▸ What this task involves
From the listing below, extract each entry exactly as written, minus the images.

[Stored data]
——

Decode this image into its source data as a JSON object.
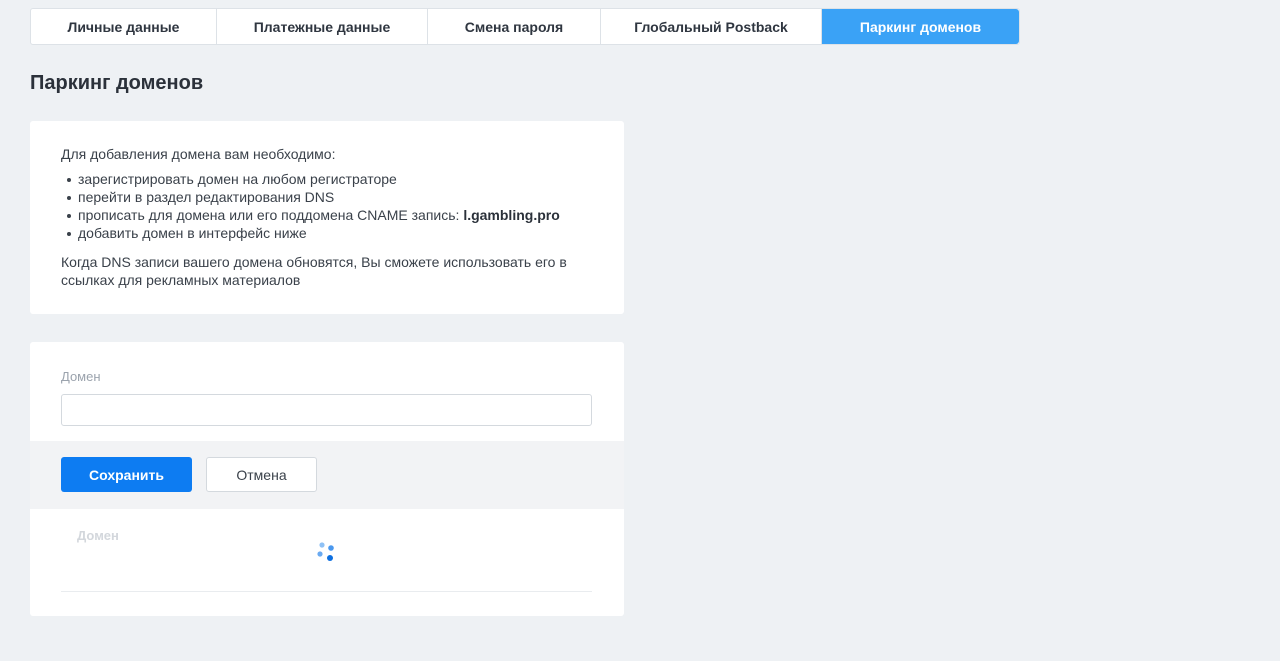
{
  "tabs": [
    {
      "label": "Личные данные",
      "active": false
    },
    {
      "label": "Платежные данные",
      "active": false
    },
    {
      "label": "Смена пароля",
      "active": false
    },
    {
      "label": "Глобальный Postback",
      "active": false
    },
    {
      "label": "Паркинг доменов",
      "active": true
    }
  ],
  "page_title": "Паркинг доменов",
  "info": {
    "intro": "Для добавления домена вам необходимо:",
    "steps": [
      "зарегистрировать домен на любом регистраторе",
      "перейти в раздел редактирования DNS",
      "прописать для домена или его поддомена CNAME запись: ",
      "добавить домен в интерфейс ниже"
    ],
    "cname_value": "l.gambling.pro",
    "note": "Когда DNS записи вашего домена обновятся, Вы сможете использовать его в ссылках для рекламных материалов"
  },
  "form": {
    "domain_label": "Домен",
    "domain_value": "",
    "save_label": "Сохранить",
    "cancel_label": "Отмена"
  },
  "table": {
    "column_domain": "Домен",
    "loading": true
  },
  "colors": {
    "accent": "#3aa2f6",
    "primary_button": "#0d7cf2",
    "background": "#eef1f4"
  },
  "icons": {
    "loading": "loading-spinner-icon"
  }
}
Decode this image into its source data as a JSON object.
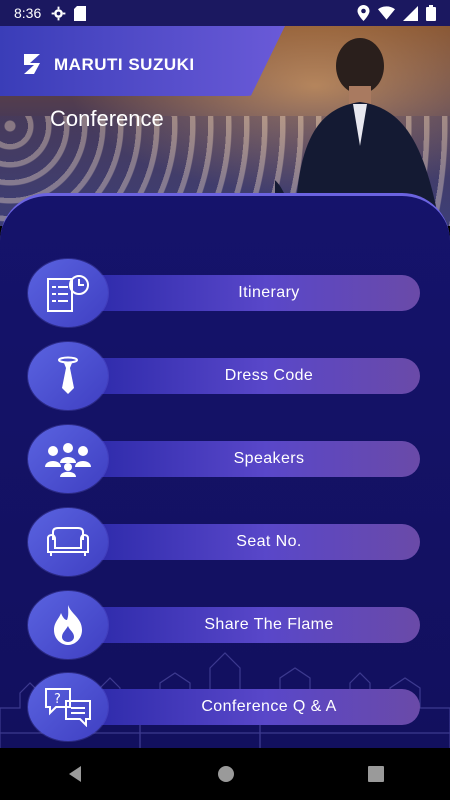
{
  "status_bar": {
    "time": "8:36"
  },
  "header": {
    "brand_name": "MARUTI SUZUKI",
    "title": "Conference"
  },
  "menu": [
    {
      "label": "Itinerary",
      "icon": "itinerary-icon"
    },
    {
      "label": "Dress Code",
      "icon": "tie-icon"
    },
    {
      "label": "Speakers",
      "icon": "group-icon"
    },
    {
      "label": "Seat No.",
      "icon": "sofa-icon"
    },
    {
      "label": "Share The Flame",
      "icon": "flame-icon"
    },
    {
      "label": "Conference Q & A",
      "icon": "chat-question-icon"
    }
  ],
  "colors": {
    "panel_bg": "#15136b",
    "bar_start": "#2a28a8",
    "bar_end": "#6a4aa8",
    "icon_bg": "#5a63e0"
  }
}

——

▸ Answer to the problem
Decode this image into its source data as a JSON object.
{
  "tabs": [
    {
      "label": "Личные данные",
      "active": false
    },
    {
      "label": "Платежные данные",
      "active": false
    },
    {
      "label": "Смена пароля",
      "active": false
    },
    {
      "label": "Глобальный Postback",
      "active": false
    },
    {
      "label": "Паркинг доменов",
      "active": true
    }
  ],
  "page_title": "Паркинг доменов",
  "info": {
    "intro": "Для добавления домена вам необходимо:",
    "steps": [
      "зарегистрировать домен на любом регистраторе",
      "перейти в раздел редактирования DNS",
      "прописать для домена или его поддомена CNAME запись: ",
      "добавить домен в интерфейс ниже"
    ],
    "cname_value": "l.gambling.pro",
    "note": "Когда DNS записи вашего домена обновятся, Вы сможете использовать его в ссылках для рекламных материалов"
  },
  "form": {
    "domain_label": "Домен",
    "domain_value": "",
    "save_label": "Сохранить",
    "cancel_label": "Отмена"
  },
  "table": {
    "column_domain": "Домен",
    "loading": true
  },
  "colors": {
    "accent": "#3aa2f6",
    "primary_button": "#0d7cf2",
    "background": "#eef1f4"
  },
  "icons": {
    "loading": "loading-spinner-icon"
  }
}
Decode this image into its source data as a JSON object.
{
  "status_bar": {
    "time": "8:36"
  },
  "header": {
    "brand_name": "MARUTI SUZUKI",
    "title": "Conference"
  },
  "menu": [
    {
      "label": "Itinerary",
      "icon": "itinerary-icon"
    },
    {
      "label": "Dress Code",
      "icon": "tie-icon"
    },
    {
      "label": "Speakers",
      "icon": "group-icon"
    },
    {
      "label": "Seat No.",
      "icon": "sofa-icon"
    },
    {
      "label": "Share The Flame",
      "icon": "flame-icon"
    },
    {
      "label": "Conference Q & A",
      "icon": "chat-question-icon"
    }
  ],
  "colors": {
    "panel_bg": "#15136b",
    "bar_start": "#2a28a8",
    "bar_end": "#6a4aa8",
    "icon_bg": "#5a63e0"
  }
}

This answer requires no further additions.